(A block of data)
— Start —

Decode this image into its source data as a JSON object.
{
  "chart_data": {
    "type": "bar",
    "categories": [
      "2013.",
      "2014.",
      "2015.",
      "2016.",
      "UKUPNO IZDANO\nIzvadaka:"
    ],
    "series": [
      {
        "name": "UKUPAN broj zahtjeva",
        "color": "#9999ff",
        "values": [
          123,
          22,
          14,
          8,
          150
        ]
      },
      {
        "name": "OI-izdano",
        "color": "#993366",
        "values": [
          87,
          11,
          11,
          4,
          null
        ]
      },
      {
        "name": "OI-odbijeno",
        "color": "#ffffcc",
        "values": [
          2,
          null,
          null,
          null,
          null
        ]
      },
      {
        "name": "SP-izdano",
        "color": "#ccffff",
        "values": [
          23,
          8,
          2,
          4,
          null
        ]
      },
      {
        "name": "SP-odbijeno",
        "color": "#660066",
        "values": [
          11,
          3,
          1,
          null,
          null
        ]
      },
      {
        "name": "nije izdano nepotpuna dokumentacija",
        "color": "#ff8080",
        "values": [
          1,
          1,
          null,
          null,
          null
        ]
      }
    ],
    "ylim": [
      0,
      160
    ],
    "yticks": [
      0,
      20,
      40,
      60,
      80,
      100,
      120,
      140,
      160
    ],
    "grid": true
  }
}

— End —

Would you copy out each line exactly as written?

### Written solution
Decode this image into its source data as a JSON object.
{
  "chart_data": {
    "type": "bar",
    "categories": [
      "2013.",
      "2014.",
      "2015.",
      "2016.",
      "UKUPNO IZDANO\nIzvadaka:"
    ],
    "series": [
      {
        "name": "UKUPAN broj zahtjeva",
        "color": "#9999ff",
        "values": [
          123,
          22,
          14,
          8,
          150
        ]
      },
      {
        "name": "OI-izdano",
        "color": "#993366",
        "values": [
          87,
          11,
          11,
          4,
          null
        ]
      },
      {
        "name": "OI-odbijeno",
        "color": "#ffffcc",
        "values": [
          2,
          null,
          null,
          null,
          null
        ]
      },
      {
        "name": "SP-izdano",
        "color": "#ccffff",
        "values": [
          23,
          8,
          2,
          4,
          null
        ]
      },
      {
        "name": "SP-odbijeno",
        "color": "#660066",
        "values": [
          11,
          3,
          1,
          null,
          null
        ]
      },
      {
        "name": "nije izdano nepotpuna dokumentacija",
        "color": "#ff8080",
        "values": [
          1,
          1,
          null,
          null,
          null
        ]
      }
    ],
    "ylim": [
      0,
      160
    ],
    "yticks": [
      0,
      20,
      40,
      60,
      80,
      100,
      120,
      140,
      160
    ],
    "grid": true
  }
}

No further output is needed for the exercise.